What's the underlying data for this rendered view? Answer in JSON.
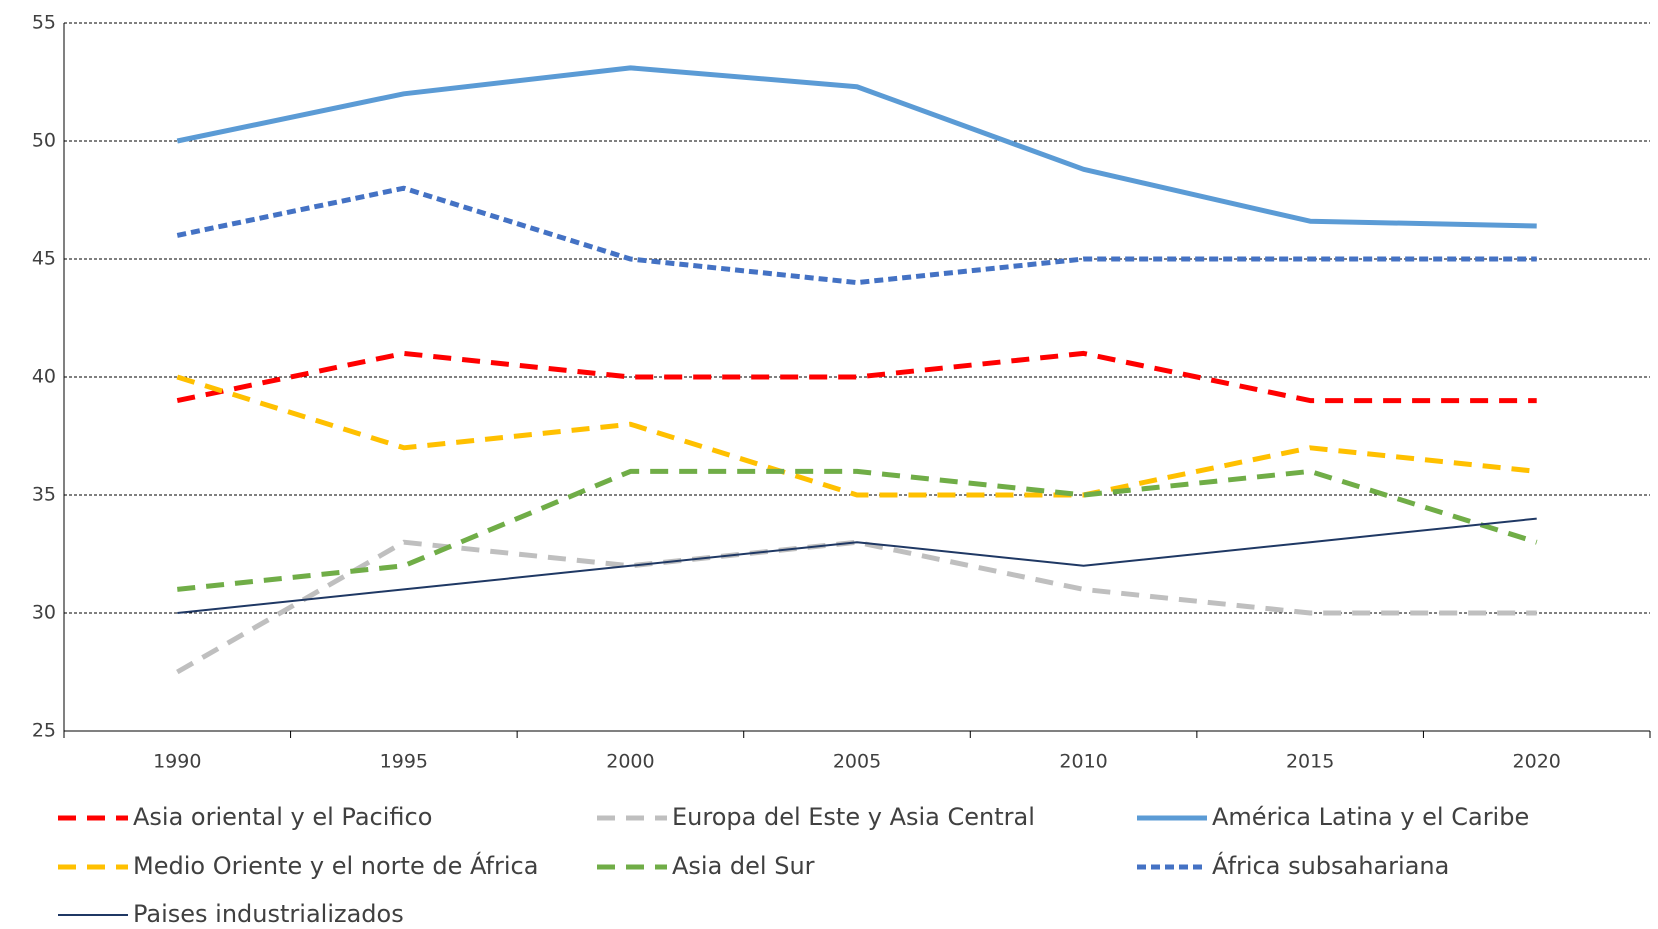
{
  "chart_data": {
    "type": "line",
    "categories": [
      "1990",
      "1995",
      "2000",
      "2005",
      "2010",
      "2015",
      "2020"
    ],
    "ylim": [
      25,
      55
    ],
    "yticks": [
      25,
      30,
      35,
      40,
      45,
      50,
      55
    ],
    "grid": true,
    "series": [
      {
        "name": "Asia oriental y el Pacifico",
        "color": "#ff0000",
        "dash": "dash",
        "values": [
          39,
          41,
          40,
          40,
          41,
          39,
          39
        ]
      },
      {
        "name": "Europa del Este y Asia Central",
        "color": "#bfbfbf",
        "dash": "dash",
        "values": [
          27.5,
          33,
          32,
          33,
          31,
          30,
          30
        ]
      },
      {
        "name": "América Latina y el Caribe",
        "color": "#5b9bd5",
        "dash": "solid",
        "values": [
          50,
          52,
          53.1,
          52.3,
          48.8,
          46.6,
          46.4
        ]
      },
      {
        "name": "Medio Oriente y el norte de África",
        "color": "#ffc000",
        "dash": "dash",
        "values": [
          40,
          37,
          38,
          35,
          35,
          37,
          36
        ]
      },
      {
        "name": "Asia del Sur",
        "color": "#70ad47",
        "dash": "dash",
        "values": [
          31,
          32,
          36,
          36,
          35,
          36,
          33
        ]
      },
      {
        "name": "África subsahariana",
        "color": "#4472c4",
        "dash": "dot",
        "values": [
          46,
          48,
          45,
          44,
          45,
          45,
          45
        ]
      },
      {
        "name": "Paises industrializados",
        "color": "#1f3864",
        "dash": "thin",
        "values": [
          30,
          31,
          32,
          33,
          32,
          33,
          34
        ]
      }
    ]
  }
}
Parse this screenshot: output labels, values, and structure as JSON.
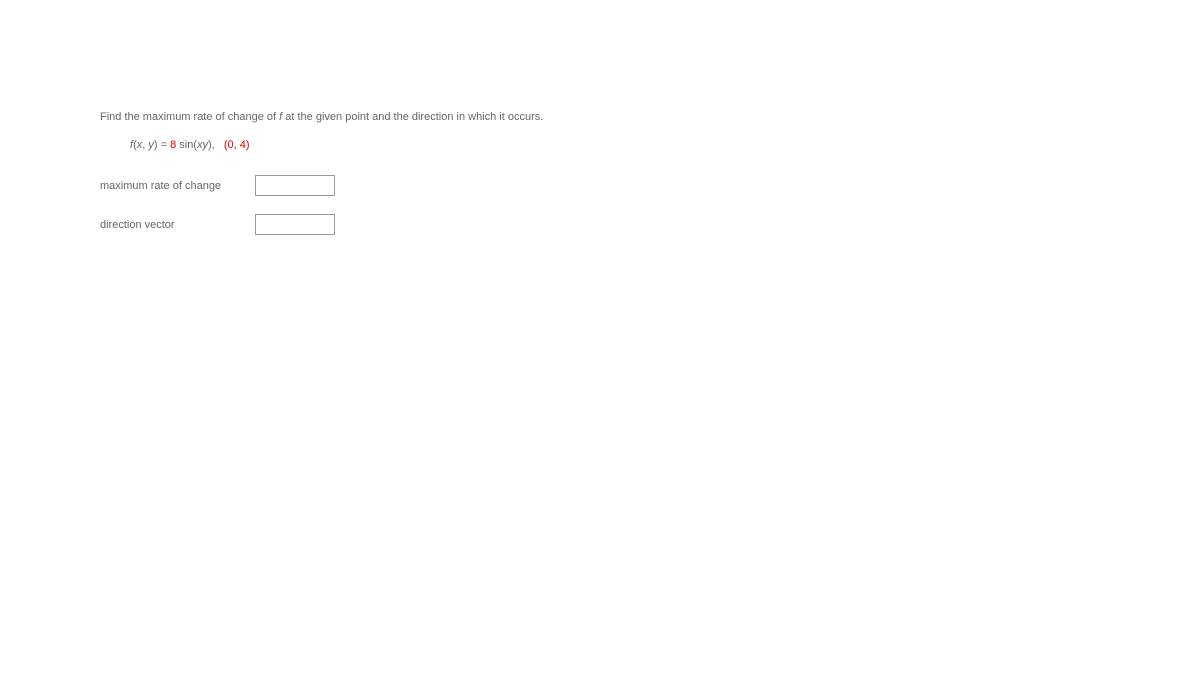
{
  "question": {
    "prompt_prefix": "Find the maximum rate of change of ",
    "function_var": "f",
    "prompt_suffix": " at the given point and the direction in which it occurs."
  },
  "formula": {
    "lhs_f": "f",
    "lhs_open": "(",
    "lhs_x": "x",
    "lhs_comma": ", ",
    "lhs_y": "y",
    "lhs_close": ") = ",
    "coeff": "8",
    "after_coeff": " sin(",
    "arg_x": "x",
    "arg_y": "y",
    "arg_close": "),",
    "gap": "   ",
    "point_open": "(",
    "point_a": "0",
    "point_sep": ", ",
    "point_b": "4",
    "point_close": ")"
  },
  "answers": {
    "max_rate_label": "maximum rate of change",
    "direction_label": "direction vector",
    "max_rate_value": "",
    "direction_value": ""
  },
  "style": {
    "text_color": "#666666",
    "accent_color": "#dd0000",
    "background_color": "#ffffff",
    "input_border_color": "#999999",
    "font_size_pt": 11
  }
}
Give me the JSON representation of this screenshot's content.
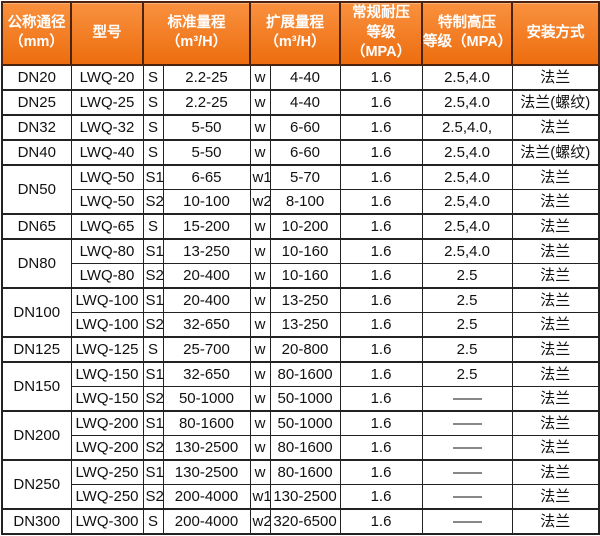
{
  "colors": {
    "header_orange_top": "#f9913f",
    "header_orange_bottom": "#ed6d0e",
    "header_border": "#4a2410",
    "header_text": "#ffffff",
    "body_border": "#222222",
    "body_text": "#111111",
    "body_bg": "#ffffff"
  },
  "table": {
    "headers": {
      "diameter_line1": "公称通径",
      "diameter_line2": "（mm）",
      "model": "型号",
      "std_line1": "标准量程",
      "std_line2": "（m³/H）",
      "ext_line1": "扩展量程",
      "ext_line2": "（m³/H）",
      "regular_line1": "常规耐压",
      "regular_line2": "等级（MPA）",
      "special_line1": "特制高压",
      "special_line2": "等级（MPA）",
      "install": "安装方式"
    },
    "rows": [
      {
        "dn": "DN20",
        "dn_rowspan": 1,
        "model": "LWQ-20",
        "std_label": "S",
        "std_range": "2.2-25",
        "ext_label": "w",
        "ext_range": "4-40",
        "regular": "1.6",
        "special": "2.5,4.0",
        "install": "法兰"
      },
      {
        "dn": "DN25",
        "dn_rowspan": 1,
        "model": "LWQ-25",
        "std_label": "S",
        "std_range": "2.2-25",
        "ext_label": "w",
        "ext_range": "4-40",
        "regular": "1.6",
        "special": "2.5,4.0",
        "install": "法兰(螺纹)"
      },
      {
        "dn": "DN32",
        "dn_rowspan": 1,
        "model": "LWQ-32",
        "std_label": "S",
        "std_range": "5-50",
        "ext_label": "w",
        "ext_range": "6-60",
        "regular": "1.6",
        "special": "2.5,4.0,",
        "install": "法兰"
      },
      {
        "dn": "DN40",
        "dn_rowspan": 1,
        "model": "LWQ-40",
        "std_label": "S",
        "std_range": "5-50",
        "ext_label": "w",
        "ext_range": "6-60",
        "regular": "1.6",
        "special": "2.5,4.0",
        "install": "法兰(螺纹)"
      },
      {
        "dn": "DN50",
        "dn_rowspan": 2,
        "model": "LWQ-50",
        "std_label": "S1",
        "std_range": "6-65",
        "ext_label": "w1",
        "ext_range": "5-70",
        "regular": "1.6",
        "special": "2.5,4.0",
        "install": "法兰"
      },
      {
        "dn": null,
        "model": "LWQ-50",
        "std_label": "S2",
        "std_range": "10-100",
        "ext_label": "w2",
        "ext_range": "8-100",
        "regular": "1.6",
        "special": "2.5,4.0",
        "install": "法兰"
      },
      {
        "dn": "DN65",
        "dn_rowspan": 1,
        "model": "LWQ-65",
        "std_label": "S",
        "std_range": "15-200",
        "ext_label": "w",
        "ext_range": "10-200",
        "regular": "1.6",
        "special": "2.5,4.0",
        "install": "法兰"
      },
      {
        "dn": "DN80",
        "dn_rowspan": 2,
        "model": "LWQ-80",
        "std_label": "S1",
        "std_range": "13-250",
        "ext_label": "w",
        "ext_range": "10-160",
        "regular": "1.6",
        "special": "2.5,4.0",
        "install": "法兰"
      },
      {
        "dn": null,
        "model": "LWQ-80",
        "std_label": "S2",
        "std_range": "20-400",
        "ext_label": "w",
        "ext_range": "10-160",
        "regular": "1.6",
        "special": "2.5",
        "install": "法兰"
      },
      {
        "dn": "DN100",
        "dn_rowspan": 2,
        "model": "LWQ-100",
        "std_label": "S1",
        "std_range": "20-400",
        "ext_label": "w",
        "ext_range": "13-250",
        "regular": "1.6",
        "special": "2.5",
        "install": "法兰"
      },
      {
        "dn": null,
        "model": "LWQ-100",
        "std_label": "S2",
        "std_range": "32-650",
        "ext_label": "w",
        "ext_range": "13-250",
        "regular": "1.6",
        "special": "2.5",
        "install": "法兰"
      },
      {
        "dn": "DN125",
        "dn_rowspan": 1,
        "model": "LWQ-125",
        "std_label": "S",
        "std_range": "25-700",
        "ext_label": "w",
        "ext_range": "20-800",
        "regular": "1.6",
        "special": "2.5",
        "install": "法兰"
      },
      {
        "dn": "DN150",
        "dn_rowspan": 2,
        "model": "LWQ-150",
        "std_label": "S1",
        "std_range": "32-650",
        "ext_label": "w",
        "ext_range": "80-1600",
        "regular": "1.6",
        "special": "2.5",
        "install": "法兰"
      },
      {
        "dn": null,
        "model": "LWQ-150",
        "std_label": "S2",
        "std_range": "50-1000",
        "ext_label": "w",
        "ext_range": "50-1000",
        "regular": "1.6",
        "special": "——",
        "install": "法兰"
      },
      {
        "dn": "DN200",
        "dn_rowspan": 2,
        "model": "LWQ-200",
        "std_label": "S1",
        "std_range": "80-1600",
        "ext_label": "w",
        "ext_range": "50-1000",
        "regular": "1.6",
        "special": "——",
        "install": "法兰"
      },
      {
        "dn": null,
        "model": "LWQ-200",
        "std_label": "S2",
        "std_range": "130-2500",
        "ext_label": "w",
        "ext_range": "80-1600",
        "regular": "1.6",
        "special": "——",
        "install": "法兰"
      },
      {
        "dn": "DN250",
        "dn_rowspan": 2,
        "model": "LWQ-250",
        "std_label": "S1",
        "std_range": "130-2500",
        "ext_label": "w",
        "ext_range": "80-1600",
        "regular": "1.6",
        "special": "——",
        "install": "法兰"
      },
      {
        "dn": null,
        "model": "LWQ-250",
        "std_label": "S2",
        "std_range": "200-4000",
        "ext_label": "w1",
        "ext_range": "130-2500",
        "regular": "1.6",
        "special": "——",
        "install": "法兰"
      },
      {
        "dn": "DN300",
        "dn_rowspan": 1,
        "model": "LWQ-300",
        "std_label": "S",
        "std_range": "200-4000",
        "ext_label": "w2",
        "ext_range": "320-6500",
        "regular": "1.6",
        "special": "——",
        "install": "法兰"
      }
    ]
  }
}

════════════════

> Exercise task
Determine how many of the lines above hold the word "this", and output that number by itself.

> Solution to the problem
3